JOB> Write out all of the lines below, exactly and completely.

GIVEN INFORMATION>
----

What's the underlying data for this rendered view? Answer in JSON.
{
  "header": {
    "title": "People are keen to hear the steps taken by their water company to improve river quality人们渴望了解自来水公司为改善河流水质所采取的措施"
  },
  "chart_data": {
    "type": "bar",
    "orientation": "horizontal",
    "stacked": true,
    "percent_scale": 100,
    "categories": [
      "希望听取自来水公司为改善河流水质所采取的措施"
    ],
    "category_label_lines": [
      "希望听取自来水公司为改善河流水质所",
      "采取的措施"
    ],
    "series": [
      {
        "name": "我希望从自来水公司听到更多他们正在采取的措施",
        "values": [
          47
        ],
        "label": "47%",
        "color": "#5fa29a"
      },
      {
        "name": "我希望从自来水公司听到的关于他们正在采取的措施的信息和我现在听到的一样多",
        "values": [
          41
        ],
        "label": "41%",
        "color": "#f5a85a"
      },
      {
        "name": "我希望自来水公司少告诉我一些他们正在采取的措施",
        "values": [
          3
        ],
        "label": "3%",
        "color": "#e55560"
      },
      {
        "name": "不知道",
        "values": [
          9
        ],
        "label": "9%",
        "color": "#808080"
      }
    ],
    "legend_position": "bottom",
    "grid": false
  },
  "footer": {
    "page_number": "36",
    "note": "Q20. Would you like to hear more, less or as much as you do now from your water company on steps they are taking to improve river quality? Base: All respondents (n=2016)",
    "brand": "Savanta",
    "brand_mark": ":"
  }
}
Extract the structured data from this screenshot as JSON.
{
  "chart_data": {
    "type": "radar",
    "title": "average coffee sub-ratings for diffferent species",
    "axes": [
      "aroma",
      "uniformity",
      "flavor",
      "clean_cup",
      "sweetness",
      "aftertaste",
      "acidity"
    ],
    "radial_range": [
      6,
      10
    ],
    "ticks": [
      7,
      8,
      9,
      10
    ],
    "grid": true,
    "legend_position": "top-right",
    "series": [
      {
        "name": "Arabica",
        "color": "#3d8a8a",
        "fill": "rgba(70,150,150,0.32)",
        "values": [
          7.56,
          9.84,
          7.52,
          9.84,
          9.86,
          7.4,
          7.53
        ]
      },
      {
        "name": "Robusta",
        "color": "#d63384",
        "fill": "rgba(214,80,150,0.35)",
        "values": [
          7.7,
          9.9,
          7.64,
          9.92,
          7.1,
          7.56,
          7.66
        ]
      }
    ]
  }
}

----

SOLVED PROBLEM>
What's the underlying data for this rendered view? Answer in JSON.
{
  "header": {
    "title": "People are keen to hear the steps taken by their water company to improve river quality人们渴望了解自来水公司为改善河流水质所采取的措施"
  },
  "chart_data": {
    "type": "bar",
    "orientation": "horizontal",
    "stacked": true,
    "percent_scale": 100,
    "categories": [
      "希望听取自来水公司为改善河流水质所采取的措施"
    ],
    "category_label_lines": [
      "希望听取自来水公司为改善河流水质所",
      "采取的措施"
    ],
    "series": [
      {
        "name": "我希望从自来水公司听到更多他们正在采取的措施",
        "values": [
          47
        ],
        "label": "47%",
        "color": "#5fa29a"
      },
      {
        "name": "我希望从自来水公司听到的关于他们正在采取的措施的信息和我现在听到的一样多",
        "values": [
          41
        ],
        "label": "41%",
        "color": "#f5a85a"
      },
      {
        "name": "我希望自来水公司少告诉我一些他们正在采取的措施",
        "values": [
          3
        ],
        "label": "3%",
        "color": "#e55560"
      },
      {
        "name": "不知道",
        "values": [
          9
        ],
        "label": "9%",
        "color": "#808080"
      }
    ],
    "legend_position": "bottom",
    "grid": false
  },
  "footer": {
    "page_number": "36",
    "note": "Q20. Would you like to hear more, less or as much as you do now from your water company on steps they are taking to improve river quality? Base: All respondents (n=2016)",
    "brand": "Savanta",
    "brand_mark": ":"
  }
}
Extract the structured data from this screenshot as JSON.
{
  "chart_data": {
    "type": "radar",
    "title": "average coffee sub-ratings for diffferent species",
    "axes": [
      "aroma",
      "uniformity",
      "flavor",
      "clean_cup",
      "sweetness",
      "aftertaste",
      "acidity"
    ],
    "radial_range": [
      6,
      10
    ],
    "ticks": [
      7,
      8,
      9,
      10
    ],
    "grid": true,
    "legend_position": "top-right",
    "series": [
      {
        "name": "Arabica",
        "color": "#3d8a8a",
        "fill": "rgba(70,150,150,0.32)",
        "values": [
          7.56,
          9.84,
          7.52,
          9.84,
          9.86,
          7.4,
          7.53
        ]
      },
      {
        "name": "Robusta",
        "color": "#d63384",
        "fill": "rgba(214,80,150,0.35)",
        "values": [
          7.7,
          9.9,
          7.64,
          9.92,
          7.1,
          7.56,
          7.66
        ]
      }
    ]
  }
}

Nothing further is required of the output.